__WRITTEN EXERCISE__. Every entry must be echoed exactly.
# START OF DATASET CONTENT
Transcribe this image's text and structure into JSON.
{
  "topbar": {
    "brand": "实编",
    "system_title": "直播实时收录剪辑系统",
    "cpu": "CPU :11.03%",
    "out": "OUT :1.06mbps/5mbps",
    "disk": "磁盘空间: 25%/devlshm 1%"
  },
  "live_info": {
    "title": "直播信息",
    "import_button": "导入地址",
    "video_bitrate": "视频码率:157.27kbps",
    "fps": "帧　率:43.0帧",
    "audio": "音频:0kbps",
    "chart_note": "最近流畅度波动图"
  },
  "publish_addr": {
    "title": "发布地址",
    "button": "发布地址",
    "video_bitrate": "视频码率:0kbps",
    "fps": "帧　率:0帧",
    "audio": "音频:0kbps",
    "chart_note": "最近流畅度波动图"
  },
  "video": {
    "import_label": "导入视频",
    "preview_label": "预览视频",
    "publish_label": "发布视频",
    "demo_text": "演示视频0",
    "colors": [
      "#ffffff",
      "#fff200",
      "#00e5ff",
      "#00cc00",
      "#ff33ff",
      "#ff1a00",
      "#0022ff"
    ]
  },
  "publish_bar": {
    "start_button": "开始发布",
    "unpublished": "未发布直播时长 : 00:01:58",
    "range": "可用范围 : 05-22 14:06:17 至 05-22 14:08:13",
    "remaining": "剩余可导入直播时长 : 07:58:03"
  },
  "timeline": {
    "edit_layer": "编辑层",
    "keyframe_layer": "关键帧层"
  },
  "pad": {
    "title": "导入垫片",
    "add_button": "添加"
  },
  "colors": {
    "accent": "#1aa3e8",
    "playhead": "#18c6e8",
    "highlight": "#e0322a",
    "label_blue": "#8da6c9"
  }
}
# END OF DATASET CONTENT
__SOLUTION FOR THIS EXERCISE__.
Transcribe this image's text and structure into JSON.
{
  "topbar": {
    "brand": "实编",
    "system_title": "直播实时收录剪辑系统",
    "cpu": "CPU :11.03%",
    "out": "OUT :1.06mbps/5mbps",
    "disk": "磁盘空间: 25%/devlshm 1%"
  },
  "live_info": {
    "title": "直播信息",
    "import_button": "导入地址",
    "video_bitrate": "视频码率:157.27kbps",
    "fps": "帧　率:43.0帧",
    "audio": "音频:0kbps",
    "chart_note": "最近流畅度波动图"
  },
  "publish_addr": {
    "title": "发布地址",
    "button": "发布地址",
    "video_bitrate": "视频码率:0kbps",
    "fps": "帧　率:0帧",
    "audio": "音频:0kbps",
    "chart_note": "最近流畅度波动图"
  },
  "video": {
    "import_label": "导入视频",
    "preview_label": "预览视频",
    "publish_label": "发布视频",
    "demo_text": "演示视频0",
    "colors": [
      "#ffffff",
      "#fff200",
      "#00e5ff",
      "#00cc00",
      "#ff33ff",
      "#ff1a00",
      "#0022ff"
    ]
  },
  "publish_bar": {
    "start_button": "开始发布",
    "unpublished": "未发布直播时长 : 00:01:58",
    "range": "可用范围 : 05-22 14:06:17 至 05-22 14:08:13",
    "remaining": "剩余可导入直播时长 : 07:58:03"
  },
  "timeline": {
    "edit_layer": "编辑层",
    "keyframe_layer": "关键帧层"
  },
  "pad": {
    "title": "导入垫片",
    "add_button": "添加"
  },
  "colors": {
    "accent": "#1aa3e8",
    "playhead": "#18c6e8",
    "highlight": "#e0322a",
    "label_blue": "#8da6c9"
  }
}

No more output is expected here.